** Begin **

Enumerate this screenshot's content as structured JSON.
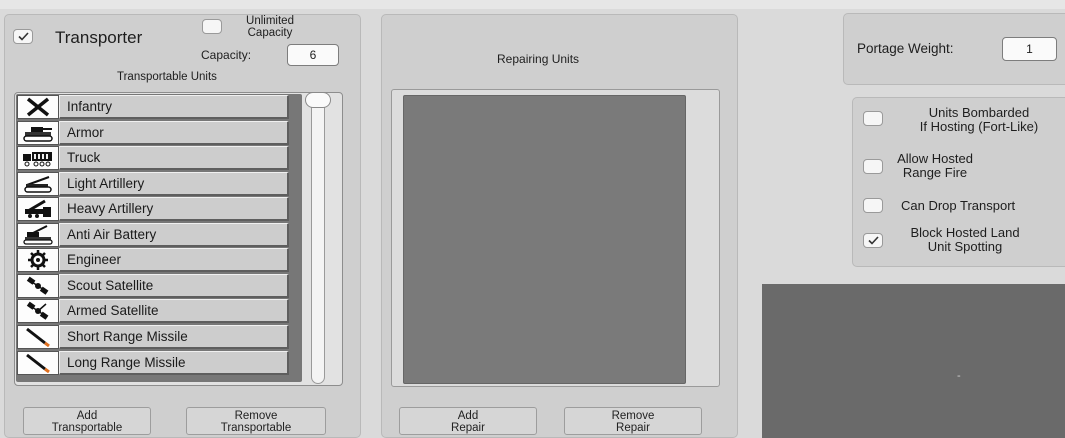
{
  "transporter": {
    "label": "Transporter",
    "checked": true,
    "unlimited_capacity_label": "Unlimited Capacity",
    "unlimited_capacity_checked": false,
    "capacity_label": "Capacity:",
    "capacity_value": "6",
    "list_title": "Transportable Units",
    "units": [
      {
        "name": "Infantry",
        "icon": "infantry-icon"
      },
      {
        "name": "Armor",
        "icon": "tank-icon"
      },
      {
        "name": "Truck",
        "icon": "truck-icon"
      },
      {
        "name": "Light Artillery",
        "icon": "light-artillery-icon"
      },
      {
        "name": "Heavy Artillery",
        "icon": "heavy-artillery-icon"
      },
      {
        "name": "Anti Air Battery",
        "icon": "anti-air-icon"
      },
      {
        "name": "Engineer",
        "icon": "engineer-gear-icon"
      },
      {
        "name": "Scout Satellite",
        "icon": "satellite-icon"
      },
      {
        "name": "Armed Satellite",
        "icon": "armed-satellite-icon"
      },
      {
        "name": "Short Range Missile",
        "icon": "missile-icon"
      },
      {
        "name": "Long Range Missile",
        "icon": "missile-icon"
      }
    ],
    "add_button": [
      "Add",
      "Transportable"
    ],
    "remove_button": [
      "Remove",
      "Transportable"
    ]
  },
  "repair": {
    "title": "Repairing Units",
    "add_button": [
      "Add",
      "Repair"
    ],
    "remove_button": [
      "Remove",
      "Repair"
    ]
  },
  "portage": {
    "label": "Portage Weight:",
    "value": "1"
  },
  "options": [
    {
      "label": [
        "Units Bombarded",
        "If Hosting (Fort-Like)"
      ],
      "checked": false
    },
    {
      "label": [
        "Allow Hosted",
        "Range Fire"
      ],
      "checked": false
    },
    {
      "label": [
        "Can Drop Transport"
      ],
      "checked": false
    },
    {
      "label": [
        "Block Hosted Land",
        "Unit Spotting"
      ],
      "checked": true
    }
  ],
  "preview": {
    "text": "-"
  },
  "colors": {
    "panel": "#cfcfcf",
    "list_dark": "#777777",
    "row": "#cdcdcd"
  }
}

** End **

**CHALLENGE**
Repeat the data above exactly, but not the pictures.

**RESULT FOR THIS EXERCISE**
Enumerate this screenshot's content as structured JSON.
{
  "transporter": {
    "label": "Transporter",
    "checked": true,
    "unlimited_capacity_label": "Unlimited Capacity",
    "unlimited_capacity_checked": false,
    "capacity_label": "Capacity:",
    "capacity_value": "6",
    "list_title": "Transportable Units",
    "units": [
      {
        "name": "Infantry",
        "icon": "infantry-icon"
      },
      {
        "name": "Armor",
        "icon": "tank-icon"
      },
      {
        "name": "Truck",
        "icon": "truck-icon"
      },
      {
        "name": "Light Artillery",
        "icon": "light-artillery-icon"
      },
      {
        "name": "Heavy Artillery",
        "icon": "heavy-artillery-icon"
      },
      {
        "name": "Anti Air Battery",
        "icon": "anti-air-icon"
      },
      {
        "name": "Engineer",
        "icon": "engineer-gear-icon"
      },
      {
        "name": "Scout Satellite",
        "icon": "satellite-icon"
      },
      {
        "name": "Armed Satellite",
        "icon": "armed-satellite-icon"
      },
      {
        "name": "Short Range Missile",
        "icon": "missile-icon"
      },
      {
        "name": "Long Range Missile",
        "icon": "missile-icon"
      }
    ],
    "add_button": [
      "Add",
      "Transportable"
    ],
    "remove_button": [
      "Remove",
      "Transportable"
    ]
  },
  "repair": {
    "title": "Repairing Units",
    "add_button": [
      "Add",
      "Repair"
    ],
    "remove_button": [
      "Remove",
      "Repair"
    ]
  },
  "portage": {
    "label": "Portage Weight:",
    "value": "1"
  },
  "options": [
    {
      "label": [
        "Units Bombarded",
        "If Hosting (Fort-Like)"
      ],
      "checked": false
    },
    {
      "label": [
        "Allow Hosted",
        "Range Fire"
      ],
      "checked": false
    },
    {
      "label": [
        "Can Drop Transport"
      ],
      "checked": false
    },
    {
      "label": [
        "Block Hosted Land",
        "Unit Spotting"
      ],
      "checked": true
    }
  ],
  "preview": {
    "text": "-"
  },
  "colors": {
    "panel": "#cfcfcf",
    "list_dark": "#777777",
    "row": "#cdcdcd"
  }
}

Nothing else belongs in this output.